_THE PROBLEM_:
Will you write out all the entries below exactly?

------ ITEMS

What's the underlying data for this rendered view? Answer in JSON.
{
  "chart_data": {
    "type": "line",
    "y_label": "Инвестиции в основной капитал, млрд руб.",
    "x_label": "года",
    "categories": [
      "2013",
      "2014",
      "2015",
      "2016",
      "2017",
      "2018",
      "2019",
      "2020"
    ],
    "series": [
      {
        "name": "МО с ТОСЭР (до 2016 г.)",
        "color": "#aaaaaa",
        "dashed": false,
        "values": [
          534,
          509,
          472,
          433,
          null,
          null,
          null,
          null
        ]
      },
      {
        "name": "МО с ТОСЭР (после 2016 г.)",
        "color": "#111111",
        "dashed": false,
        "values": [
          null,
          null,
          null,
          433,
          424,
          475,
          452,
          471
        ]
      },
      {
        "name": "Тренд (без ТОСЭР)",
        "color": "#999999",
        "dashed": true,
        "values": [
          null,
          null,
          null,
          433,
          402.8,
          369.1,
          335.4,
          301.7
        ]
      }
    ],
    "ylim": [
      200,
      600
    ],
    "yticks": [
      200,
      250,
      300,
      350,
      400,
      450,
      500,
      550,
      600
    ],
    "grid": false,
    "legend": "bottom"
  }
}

------------

_WRITTEN SOLUTION_:
What's the underlying data for this rendered view? Answer in JSON.
{
  "chart_data": {
    "type": "line",
    "y_label": "Инвестиции в основной капитал, млрд руб.",
    "x_label": "года",
    "categories": [
      "2013",
      "2014",
      "2015",
      "2016",
      "2017",
      "2018",
      "2019",
      "2020"
    ],
    "series": [
      {
        "name": "МО с ТОСЭР (до 2016 г.)",
        "color": "#aaaaaa",
        "dashed": false,
        "values": [
          534,
          509,
          472,
          433,
          null,
          null,
          null,
          null
        ]
      },
      {
        "name": "МО с ТОСЭР (после 2016 г.)",
        "color": "#111111",
        "dashed": false,
        "values": [
          null,
          null,
          null,
          433,
          424,
          475,
          452,
          471
        ]
      },
      {
        "name": "Тренд (без ТОСЭР)",
        "color": "#999999",
        "dashed": true,
        "values": [
          null,
          null,
          null,
          433,
          402.8,
          369.1,
          335.4,
          301.7
        ]
      }
    ],
    "ylim": [
      200,
      600
    ],
    "yticks": [
      200,
      250,
      300,
      350,
      400,
      450,
      500,
      550,
      600
    ],
    "grid": false,
    "legend": "bottom"
  }
}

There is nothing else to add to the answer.